**Your instructions**
Isolate every line in the records below with "excellent" in it.

**Entries shown**
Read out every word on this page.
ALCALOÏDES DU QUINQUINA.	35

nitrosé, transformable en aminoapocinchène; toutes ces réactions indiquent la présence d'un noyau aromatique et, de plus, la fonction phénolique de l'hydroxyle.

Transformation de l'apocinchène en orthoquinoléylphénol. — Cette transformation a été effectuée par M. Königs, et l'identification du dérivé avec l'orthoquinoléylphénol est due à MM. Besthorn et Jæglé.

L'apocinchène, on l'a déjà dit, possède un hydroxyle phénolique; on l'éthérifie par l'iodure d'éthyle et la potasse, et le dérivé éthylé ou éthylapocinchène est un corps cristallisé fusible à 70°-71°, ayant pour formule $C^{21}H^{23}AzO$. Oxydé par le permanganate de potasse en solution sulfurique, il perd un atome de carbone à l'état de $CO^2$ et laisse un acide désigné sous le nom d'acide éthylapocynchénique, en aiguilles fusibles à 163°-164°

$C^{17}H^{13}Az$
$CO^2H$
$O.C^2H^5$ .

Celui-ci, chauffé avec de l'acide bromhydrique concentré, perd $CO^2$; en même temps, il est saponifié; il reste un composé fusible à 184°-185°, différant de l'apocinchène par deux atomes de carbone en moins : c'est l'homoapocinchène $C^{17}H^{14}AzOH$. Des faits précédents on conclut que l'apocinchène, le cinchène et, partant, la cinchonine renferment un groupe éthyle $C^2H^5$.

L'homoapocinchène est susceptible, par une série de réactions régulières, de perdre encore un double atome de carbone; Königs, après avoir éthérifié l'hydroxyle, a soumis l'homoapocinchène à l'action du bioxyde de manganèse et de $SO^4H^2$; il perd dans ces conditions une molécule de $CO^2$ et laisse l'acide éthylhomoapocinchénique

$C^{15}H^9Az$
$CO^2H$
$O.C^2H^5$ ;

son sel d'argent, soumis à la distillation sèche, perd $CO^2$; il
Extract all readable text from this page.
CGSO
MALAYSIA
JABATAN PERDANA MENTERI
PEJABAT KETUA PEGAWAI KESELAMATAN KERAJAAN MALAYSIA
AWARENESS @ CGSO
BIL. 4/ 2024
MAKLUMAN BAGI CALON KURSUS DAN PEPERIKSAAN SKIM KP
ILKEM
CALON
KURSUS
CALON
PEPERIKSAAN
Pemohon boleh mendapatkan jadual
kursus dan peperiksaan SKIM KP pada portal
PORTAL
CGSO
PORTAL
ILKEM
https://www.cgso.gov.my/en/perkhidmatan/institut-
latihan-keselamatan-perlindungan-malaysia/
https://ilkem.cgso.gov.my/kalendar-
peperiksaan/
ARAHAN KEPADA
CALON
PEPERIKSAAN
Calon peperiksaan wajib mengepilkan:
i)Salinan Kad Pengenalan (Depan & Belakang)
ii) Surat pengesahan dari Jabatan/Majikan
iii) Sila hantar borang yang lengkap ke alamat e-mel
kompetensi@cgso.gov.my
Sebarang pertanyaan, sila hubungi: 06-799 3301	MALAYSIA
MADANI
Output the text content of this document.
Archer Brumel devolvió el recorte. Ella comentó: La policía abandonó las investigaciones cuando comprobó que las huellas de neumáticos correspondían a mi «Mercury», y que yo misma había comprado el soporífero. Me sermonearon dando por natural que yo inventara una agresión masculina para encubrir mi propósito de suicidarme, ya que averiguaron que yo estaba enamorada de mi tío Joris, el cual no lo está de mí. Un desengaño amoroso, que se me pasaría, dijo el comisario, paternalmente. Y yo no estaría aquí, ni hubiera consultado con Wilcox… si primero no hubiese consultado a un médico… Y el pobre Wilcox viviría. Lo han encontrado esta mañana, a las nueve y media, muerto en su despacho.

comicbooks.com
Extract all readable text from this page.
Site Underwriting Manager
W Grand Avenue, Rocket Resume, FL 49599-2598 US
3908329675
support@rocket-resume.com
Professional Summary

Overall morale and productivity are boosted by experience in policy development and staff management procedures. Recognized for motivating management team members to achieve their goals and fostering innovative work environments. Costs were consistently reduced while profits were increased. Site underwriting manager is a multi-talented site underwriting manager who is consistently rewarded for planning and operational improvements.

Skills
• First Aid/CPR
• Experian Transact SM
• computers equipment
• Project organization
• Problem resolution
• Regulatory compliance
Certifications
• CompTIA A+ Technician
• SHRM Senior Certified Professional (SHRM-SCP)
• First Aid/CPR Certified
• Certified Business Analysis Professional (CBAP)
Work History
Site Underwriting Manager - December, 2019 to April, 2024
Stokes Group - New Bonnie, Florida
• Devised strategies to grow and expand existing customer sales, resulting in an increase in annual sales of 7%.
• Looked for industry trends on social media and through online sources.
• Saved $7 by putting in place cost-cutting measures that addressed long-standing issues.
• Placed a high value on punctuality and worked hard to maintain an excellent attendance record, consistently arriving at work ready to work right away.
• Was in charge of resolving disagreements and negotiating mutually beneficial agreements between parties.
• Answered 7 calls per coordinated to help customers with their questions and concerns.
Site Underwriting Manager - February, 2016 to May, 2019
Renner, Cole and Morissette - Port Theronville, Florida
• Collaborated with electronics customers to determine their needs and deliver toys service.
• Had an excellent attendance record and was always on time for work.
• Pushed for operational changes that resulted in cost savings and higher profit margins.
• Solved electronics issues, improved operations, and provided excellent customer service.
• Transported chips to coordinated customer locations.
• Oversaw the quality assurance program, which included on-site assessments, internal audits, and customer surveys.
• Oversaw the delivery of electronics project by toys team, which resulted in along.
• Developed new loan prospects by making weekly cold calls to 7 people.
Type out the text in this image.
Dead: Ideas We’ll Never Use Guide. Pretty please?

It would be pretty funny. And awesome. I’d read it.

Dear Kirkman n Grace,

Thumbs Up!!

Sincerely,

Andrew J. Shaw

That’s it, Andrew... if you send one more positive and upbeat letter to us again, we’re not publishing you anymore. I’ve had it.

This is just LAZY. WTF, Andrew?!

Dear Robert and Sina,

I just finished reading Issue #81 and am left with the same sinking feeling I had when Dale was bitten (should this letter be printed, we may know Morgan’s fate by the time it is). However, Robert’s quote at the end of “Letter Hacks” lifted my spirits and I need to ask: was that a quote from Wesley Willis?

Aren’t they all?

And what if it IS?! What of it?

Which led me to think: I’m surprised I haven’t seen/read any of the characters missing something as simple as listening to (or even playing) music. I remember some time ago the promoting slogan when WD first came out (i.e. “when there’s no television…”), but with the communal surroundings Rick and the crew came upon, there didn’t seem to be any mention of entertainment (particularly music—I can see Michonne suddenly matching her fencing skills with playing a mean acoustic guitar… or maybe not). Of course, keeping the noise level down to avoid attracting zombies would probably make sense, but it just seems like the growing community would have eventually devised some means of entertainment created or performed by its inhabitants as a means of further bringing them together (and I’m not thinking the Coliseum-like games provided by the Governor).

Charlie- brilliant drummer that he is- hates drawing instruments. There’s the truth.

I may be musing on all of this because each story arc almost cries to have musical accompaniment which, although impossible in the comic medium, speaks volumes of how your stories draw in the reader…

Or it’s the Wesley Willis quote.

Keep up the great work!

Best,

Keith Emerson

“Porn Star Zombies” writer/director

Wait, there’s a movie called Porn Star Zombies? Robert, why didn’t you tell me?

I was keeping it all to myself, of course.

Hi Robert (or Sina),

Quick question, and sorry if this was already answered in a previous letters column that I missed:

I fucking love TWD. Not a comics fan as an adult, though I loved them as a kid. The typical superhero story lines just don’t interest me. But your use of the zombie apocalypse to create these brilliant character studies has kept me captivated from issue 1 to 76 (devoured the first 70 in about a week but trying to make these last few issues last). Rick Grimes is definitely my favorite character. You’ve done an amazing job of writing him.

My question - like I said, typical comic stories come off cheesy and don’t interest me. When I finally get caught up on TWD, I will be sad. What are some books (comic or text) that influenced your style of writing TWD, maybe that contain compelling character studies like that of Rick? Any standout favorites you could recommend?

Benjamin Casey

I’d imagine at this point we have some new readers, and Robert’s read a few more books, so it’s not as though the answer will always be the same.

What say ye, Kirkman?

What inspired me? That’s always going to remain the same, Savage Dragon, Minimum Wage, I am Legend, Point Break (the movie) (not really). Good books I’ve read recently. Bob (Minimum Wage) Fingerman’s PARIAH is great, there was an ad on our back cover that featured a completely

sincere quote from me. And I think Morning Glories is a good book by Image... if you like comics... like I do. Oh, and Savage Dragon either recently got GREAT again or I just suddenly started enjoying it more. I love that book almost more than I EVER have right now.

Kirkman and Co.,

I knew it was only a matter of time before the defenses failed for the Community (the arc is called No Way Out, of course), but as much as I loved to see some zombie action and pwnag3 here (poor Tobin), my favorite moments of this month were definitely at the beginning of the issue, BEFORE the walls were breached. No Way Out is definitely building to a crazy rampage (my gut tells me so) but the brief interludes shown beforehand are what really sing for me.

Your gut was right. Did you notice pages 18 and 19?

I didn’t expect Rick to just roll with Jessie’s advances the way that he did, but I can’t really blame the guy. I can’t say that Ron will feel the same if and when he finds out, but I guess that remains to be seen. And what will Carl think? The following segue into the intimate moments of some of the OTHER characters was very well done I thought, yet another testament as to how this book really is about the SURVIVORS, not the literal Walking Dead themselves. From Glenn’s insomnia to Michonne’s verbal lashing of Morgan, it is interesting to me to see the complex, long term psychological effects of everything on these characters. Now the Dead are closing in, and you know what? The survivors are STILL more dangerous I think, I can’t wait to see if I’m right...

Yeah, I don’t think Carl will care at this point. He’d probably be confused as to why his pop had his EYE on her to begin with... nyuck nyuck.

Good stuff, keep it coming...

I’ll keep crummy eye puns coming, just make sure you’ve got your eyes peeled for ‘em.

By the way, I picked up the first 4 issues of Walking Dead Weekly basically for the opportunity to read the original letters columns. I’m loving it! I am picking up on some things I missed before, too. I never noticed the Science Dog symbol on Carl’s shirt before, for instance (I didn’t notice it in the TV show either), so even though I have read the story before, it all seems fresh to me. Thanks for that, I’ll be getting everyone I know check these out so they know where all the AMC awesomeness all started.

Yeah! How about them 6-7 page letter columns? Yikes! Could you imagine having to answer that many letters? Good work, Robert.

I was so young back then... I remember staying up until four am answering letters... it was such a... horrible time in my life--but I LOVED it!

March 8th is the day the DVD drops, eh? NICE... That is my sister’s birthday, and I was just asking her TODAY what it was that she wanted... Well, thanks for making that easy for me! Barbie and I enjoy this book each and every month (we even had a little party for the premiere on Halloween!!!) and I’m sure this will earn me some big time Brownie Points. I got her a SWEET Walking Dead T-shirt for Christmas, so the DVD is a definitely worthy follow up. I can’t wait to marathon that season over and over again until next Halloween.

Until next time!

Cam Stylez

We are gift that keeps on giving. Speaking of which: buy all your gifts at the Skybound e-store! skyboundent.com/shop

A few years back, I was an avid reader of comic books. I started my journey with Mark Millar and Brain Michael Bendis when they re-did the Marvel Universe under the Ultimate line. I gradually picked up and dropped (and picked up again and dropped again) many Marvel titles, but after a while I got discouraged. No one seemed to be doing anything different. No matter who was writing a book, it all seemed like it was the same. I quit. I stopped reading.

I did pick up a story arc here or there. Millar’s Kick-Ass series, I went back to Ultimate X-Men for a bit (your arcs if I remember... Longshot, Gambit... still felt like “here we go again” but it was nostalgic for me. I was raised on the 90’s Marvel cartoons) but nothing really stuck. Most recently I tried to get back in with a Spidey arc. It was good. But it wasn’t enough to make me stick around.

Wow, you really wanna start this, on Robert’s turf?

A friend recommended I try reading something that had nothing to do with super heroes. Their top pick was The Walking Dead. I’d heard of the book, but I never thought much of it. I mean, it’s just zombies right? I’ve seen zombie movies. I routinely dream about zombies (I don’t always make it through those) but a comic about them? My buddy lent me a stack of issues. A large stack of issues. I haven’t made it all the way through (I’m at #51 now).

**Output of the exercise**
• Placed a high value on punctuality and worked hard to maintain an excellent attendance record, consistently arriving at work ready to work right away.
• Had an excellent attendance record and was always on time for work.
• Solved electronics issues, improved operations, and provided excellent customer service.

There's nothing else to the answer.